■ Extrait du document
Urbanisme : Le Gouvernement durcit les conditions d’accès au juge administratif

Modification du code de justice administrative et du code de l’urbanisme : le Gouvernement durcit les conditions d’accès au juge administratif en matière de contentieux de l’urbanisme

 


Par Sébastien AVALLONE, Avocat au barreau de Montpellier, Doctorant en droit Public à la Faculté de droit et Science Politique de Montpelier
Et Marion CONSTANTINIDES, Avocat au Barreau de Montpellier

 

 

 

Déjà en 2013, l'ordonnance n° 2013-638 du 18 juillet 2013 « relative au contentieux de l'urbanisme » trouvait son origine dans le souci du gouvernement de ne pas aborder le débat relatif au projet de loi « ALUR » (« projet de loi pour l'accès au logement et un urbanisme rénové ») sans apporter des réponses aux préoccupations que depuis quelques années des parlementaires de tous bords expriment sur le thème des « recours abusifs » contre des autorisations individuelles et des retards, souvent fort substantiels que ces recours entraînent dans la réalisation des projets de construction de logements. »
(V. D. LABETOULLE Une nouvelle réforme du droit du contentieux de l'urbanisme, RDI 2013 p.508)

Le Sénat ayant commencé, ce 16 juillet 2018, l’examen du projet de loi ELAN, le Gouvernement a eu à cœur de limiter une nouvelle fois l’impact du contentieux contre les autorisations d’urbanismes sur la construction de logement. Dans un décret reprenant certains points du rapport Maugüé rendu public le 11 janvier dernier, il complexifie davantage le contentieux des autorisations de l’urbanisme.

Gageons que les objectifs du décret n°2018-617 du 17 juillet 2018 portant modification du code de justice administrative et du code de l’urbanisme (parties réglementaires) vont dans le même sens que ceux ayant conduit à l’adoption de la réforme de 2013. Il s’agit une nouvelle fois d’une action en vue de « modifier le comportement des acteurs » du contentieux de l’urbanisme (V. D. LABETOULLE,
Contentieux de l'urbanisme : « il faut modifier le comportement des acteurs », AJDA 2013 p.1188).

En outre, les nouvelles dispositions issues du décret du 17 juillet 2018, s’inscrivent pleinement dans la perspective de réduction du délai moyen de jugement prévu dans le projet annuel de performance de la loi de finances pour 2018. En effet, le délai de jugement moyen devant les tribunaux administratifs est fixé comme devant atteindre 10 mois à l’horizon 2020 quand il est actuellement de 10 mois et 15 jours et qu’il doit atteindre 10 mois et 8 jours en 2018. (V.

(Données de localisation des éléments)
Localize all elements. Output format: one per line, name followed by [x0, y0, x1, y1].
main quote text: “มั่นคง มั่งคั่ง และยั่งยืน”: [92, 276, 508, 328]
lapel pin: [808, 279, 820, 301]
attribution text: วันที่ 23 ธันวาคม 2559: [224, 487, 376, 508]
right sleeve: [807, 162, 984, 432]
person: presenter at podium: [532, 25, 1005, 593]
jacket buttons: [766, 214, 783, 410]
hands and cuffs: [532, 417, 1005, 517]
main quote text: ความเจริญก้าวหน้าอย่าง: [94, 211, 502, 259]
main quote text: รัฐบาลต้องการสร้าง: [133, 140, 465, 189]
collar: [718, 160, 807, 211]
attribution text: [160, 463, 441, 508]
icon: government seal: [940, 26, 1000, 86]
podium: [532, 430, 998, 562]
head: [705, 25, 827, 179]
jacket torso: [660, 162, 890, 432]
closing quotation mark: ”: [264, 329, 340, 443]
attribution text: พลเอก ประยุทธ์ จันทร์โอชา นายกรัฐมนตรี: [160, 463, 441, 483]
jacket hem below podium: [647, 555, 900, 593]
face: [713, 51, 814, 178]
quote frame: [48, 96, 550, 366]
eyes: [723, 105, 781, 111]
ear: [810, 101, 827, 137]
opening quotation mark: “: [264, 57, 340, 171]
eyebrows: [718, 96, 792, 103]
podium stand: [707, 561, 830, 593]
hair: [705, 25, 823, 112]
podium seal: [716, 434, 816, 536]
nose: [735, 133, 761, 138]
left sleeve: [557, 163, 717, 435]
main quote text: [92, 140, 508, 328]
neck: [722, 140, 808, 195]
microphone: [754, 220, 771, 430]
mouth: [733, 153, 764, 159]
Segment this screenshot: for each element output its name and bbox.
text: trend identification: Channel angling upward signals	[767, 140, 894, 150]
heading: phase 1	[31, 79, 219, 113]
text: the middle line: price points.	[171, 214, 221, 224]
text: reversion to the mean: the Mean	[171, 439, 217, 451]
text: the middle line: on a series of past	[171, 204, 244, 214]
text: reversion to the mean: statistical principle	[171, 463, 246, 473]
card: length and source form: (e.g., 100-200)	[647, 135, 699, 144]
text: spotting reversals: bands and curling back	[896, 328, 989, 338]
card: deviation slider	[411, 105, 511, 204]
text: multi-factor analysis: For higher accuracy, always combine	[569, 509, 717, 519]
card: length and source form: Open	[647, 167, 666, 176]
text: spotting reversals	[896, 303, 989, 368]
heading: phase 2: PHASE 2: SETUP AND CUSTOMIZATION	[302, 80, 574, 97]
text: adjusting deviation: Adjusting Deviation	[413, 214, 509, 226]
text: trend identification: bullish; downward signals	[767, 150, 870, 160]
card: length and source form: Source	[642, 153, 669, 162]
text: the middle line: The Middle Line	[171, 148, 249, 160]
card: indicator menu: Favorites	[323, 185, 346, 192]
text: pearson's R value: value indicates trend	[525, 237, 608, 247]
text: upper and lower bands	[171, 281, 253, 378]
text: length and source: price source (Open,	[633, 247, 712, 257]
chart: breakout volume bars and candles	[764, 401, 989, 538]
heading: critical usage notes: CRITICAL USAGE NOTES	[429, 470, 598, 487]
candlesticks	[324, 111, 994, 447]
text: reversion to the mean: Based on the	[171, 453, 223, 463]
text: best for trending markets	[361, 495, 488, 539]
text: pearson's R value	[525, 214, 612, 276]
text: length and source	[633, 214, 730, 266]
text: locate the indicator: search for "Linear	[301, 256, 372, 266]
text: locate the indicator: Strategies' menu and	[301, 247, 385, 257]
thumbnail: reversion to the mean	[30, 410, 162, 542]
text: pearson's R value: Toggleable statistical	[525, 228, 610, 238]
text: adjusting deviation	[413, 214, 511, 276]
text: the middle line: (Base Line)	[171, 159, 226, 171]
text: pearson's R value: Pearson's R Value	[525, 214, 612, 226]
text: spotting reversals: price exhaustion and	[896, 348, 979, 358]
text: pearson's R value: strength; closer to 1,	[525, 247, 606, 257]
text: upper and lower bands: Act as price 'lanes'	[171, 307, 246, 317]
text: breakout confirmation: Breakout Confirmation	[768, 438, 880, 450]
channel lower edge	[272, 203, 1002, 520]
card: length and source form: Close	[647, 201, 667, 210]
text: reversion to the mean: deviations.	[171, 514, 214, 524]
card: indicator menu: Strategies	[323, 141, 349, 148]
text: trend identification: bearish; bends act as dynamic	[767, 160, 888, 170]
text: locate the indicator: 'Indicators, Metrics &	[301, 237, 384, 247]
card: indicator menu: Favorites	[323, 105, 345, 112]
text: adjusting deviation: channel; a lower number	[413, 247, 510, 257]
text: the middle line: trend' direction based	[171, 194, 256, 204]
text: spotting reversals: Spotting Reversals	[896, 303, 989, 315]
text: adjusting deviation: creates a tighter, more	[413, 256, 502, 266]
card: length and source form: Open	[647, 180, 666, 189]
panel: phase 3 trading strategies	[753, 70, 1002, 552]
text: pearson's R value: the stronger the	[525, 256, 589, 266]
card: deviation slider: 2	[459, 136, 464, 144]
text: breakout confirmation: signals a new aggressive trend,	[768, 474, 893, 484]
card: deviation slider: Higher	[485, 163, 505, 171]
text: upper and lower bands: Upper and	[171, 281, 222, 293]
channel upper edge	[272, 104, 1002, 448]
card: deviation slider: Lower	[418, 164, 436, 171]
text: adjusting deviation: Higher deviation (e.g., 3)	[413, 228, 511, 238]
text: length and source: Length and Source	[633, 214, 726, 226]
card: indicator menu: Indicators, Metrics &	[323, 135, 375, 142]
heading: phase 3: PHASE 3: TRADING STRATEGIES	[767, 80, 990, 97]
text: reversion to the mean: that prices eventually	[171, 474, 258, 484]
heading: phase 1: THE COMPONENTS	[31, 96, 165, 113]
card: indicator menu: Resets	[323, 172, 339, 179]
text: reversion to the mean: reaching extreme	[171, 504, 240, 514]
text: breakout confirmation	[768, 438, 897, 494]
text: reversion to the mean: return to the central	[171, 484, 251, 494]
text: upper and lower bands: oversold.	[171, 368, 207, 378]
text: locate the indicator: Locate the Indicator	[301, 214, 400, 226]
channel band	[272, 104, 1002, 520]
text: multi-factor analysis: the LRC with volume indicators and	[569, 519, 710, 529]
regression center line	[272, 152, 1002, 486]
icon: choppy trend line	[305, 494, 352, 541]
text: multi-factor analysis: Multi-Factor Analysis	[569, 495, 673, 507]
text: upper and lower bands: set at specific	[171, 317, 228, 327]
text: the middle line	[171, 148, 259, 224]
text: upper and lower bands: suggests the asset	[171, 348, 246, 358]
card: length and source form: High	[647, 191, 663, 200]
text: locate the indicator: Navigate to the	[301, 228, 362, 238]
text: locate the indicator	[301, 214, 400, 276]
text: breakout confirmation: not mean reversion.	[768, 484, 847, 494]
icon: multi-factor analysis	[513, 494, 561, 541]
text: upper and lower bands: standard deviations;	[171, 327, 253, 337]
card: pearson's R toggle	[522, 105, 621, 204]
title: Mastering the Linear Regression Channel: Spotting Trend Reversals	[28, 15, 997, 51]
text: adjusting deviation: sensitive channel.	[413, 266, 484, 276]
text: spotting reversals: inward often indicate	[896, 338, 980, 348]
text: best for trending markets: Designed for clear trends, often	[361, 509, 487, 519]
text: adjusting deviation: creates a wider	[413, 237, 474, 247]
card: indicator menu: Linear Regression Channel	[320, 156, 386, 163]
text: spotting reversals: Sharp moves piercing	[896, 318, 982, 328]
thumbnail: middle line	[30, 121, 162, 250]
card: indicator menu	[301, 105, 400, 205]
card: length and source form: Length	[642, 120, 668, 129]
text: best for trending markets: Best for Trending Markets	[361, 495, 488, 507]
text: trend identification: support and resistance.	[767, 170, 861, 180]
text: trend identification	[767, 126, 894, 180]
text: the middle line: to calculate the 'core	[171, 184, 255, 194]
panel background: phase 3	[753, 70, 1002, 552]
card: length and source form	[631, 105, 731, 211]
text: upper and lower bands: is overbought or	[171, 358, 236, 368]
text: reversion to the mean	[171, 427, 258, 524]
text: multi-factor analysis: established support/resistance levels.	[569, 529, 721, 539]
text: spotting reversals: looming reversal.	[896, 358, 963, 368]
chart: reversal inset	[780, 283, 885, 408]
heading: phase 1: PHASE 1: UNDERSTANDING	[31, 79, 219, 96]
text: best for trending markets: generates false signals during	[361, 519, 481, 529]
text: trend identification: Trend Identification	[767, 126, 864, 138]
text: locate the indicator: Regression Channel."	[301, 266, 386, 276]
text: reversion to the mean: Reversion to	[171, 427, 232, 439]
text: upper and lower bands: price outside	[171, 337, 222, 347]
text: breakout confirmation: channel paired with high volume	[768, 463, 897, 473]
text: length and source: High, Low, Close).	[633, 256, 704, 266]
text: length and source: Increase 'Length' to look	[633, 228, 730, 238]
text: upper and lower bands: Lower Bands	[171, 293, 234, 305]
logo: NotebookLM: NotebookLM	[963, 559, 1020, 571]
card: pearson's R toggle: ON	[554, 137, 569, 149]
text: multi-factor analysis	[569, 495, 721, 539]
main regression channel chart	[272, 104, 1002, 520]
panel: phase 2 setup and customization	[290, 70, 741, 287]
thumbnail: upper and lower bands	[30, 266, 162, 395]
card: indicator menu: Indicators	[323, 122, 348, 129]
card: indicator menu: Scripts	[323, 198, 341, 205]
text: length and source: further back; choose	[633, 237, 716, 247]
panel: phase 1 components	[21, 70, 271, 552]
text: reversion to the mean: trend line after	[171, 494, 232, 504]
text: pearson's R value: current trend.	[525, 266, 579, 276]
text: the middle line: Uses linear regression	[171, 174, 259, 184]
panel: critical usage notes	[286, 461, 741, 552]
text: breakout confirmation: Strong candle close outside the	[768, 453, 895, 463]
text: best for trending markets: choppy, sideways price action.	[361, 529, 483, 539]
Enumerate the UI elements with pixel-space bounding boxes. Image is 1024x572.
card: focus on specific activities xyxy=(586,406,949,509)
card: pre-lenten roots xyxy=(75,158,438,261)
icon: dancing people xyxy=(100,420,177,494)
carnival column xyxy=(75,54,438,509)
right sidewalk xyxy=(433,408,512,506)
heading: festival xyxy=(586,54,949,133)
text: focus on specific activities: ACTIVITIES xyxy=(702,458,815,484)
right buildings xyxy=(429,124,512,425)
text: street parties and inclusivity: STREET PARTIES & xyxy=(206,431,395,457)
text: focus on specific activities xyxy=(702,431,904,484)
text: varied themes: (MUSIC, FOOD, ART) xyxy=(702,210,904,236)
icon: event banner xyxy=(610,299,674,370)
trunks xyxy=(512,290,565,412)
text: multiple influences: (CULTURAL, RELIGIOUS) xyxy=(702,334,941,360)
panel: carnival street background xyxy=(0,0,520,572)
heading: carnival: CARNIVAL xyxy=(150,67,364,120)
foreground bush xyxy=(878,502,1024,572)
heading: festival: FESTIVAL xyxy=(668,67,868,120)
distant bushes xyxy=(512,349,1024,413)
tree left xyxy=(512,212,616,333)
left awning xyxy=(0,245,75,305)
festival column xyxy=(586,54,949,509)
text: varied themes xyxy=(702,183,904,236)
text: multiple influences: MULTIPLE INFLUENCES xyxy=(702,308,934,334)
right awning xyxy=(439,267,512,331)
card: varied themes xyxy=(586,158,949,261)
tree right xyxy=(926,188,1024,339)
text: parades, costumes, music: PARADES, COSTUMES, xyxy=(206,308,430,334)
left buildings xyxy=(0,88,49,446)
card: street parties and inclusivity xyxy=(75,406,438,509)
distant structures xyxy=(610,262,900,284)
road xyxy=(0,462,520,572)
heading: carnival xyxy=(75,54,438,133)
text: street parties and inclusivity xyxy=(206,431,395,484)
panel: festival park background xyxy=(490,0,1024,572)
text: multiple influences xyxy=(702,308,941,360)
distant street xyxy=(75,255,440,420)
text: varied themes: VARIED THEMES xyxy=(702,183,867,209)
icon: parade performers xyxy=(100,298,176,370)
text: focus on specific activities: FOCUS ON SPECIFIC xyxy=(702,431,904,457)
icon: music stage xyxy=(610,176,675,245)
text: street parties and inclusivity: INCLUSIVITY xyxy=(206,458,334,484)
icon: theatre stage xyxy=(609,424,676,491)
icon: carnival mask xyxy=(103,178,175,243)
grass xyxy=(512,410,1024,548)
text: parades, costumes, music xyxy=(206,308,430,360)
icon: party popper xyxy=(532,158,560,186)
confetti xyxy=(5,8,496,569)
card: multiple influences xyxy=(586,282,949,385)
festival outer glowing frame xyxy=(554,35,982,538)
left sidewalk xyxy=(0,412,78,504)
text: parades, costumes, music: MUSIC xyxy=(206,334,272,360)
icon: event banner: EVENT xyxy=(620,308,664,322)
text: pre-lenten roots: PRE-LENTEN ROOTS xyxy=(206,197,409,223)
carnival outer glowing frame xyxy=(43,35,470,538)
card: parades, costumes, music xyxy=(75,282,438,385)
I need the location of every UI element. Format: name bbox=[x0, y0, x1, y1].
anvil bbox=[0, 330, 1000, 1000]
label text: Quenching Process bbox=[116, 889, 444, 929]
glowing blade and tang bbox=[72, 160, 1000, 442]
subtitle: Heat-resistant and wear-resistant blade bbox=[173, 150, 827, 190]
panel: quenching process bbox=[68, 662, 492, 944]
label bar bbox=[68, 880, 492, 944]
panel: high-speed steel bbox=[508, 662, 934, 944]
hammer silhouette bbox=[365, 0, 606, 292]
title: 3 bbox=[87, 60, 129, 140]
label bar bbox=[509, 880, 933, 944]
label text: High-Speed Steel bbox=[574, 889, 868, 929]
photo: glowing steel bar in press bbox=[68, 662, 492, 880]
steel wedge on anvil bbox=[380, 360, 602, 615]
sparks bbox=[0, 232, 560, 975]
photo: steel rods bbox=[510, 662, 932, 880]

■ Travail demandé
[a] Recopiez le passage de l'article sur le contentieux de l'urbanisme allant de "(V. D. LABETOULLE Une" à "autorisations de l’urbanisme.", en substituant "Assemblée nationale" à "Sénat".
[b] D'après l'article sur le contentieux de l'urbanisme, quel délai de jugement moyen les tribunaux administratifs doivent-ils atteindre en 2018 ?
[c] Relevez, sans doublon, toutes les dates complètes (jour, mois et année) citées dans l'article sur le contentieux de l'urbanisme.
Les lignes de données n'ont aucun lien avec l'article.

■ Réponses
[a]
(V. D. LABETOULLE Une nouvelle réforme du droit du contentieux de l'urbanisme, RDI 2013 p.508)

Le Assemblée nationale ayant commencé, ce 16 juillet 2018, l’examen du projet de loi ELAN, le Gouvernement a eu à cœur de limiter une nouvelle fois l’impact du contentieux contre les autorisations d’urbanismes sur la construction de logement. Dans un décret reprenant certains points du rapport Maugüé rendu public le 11 janvier dernier, il complexifie davantage le contentieux des autorisations de l’urbanisme.

[b] 10 mois et 8 jours.

[c] 18 juillet 2013 ; 16 juillet 2018 ; 17 juillet 2018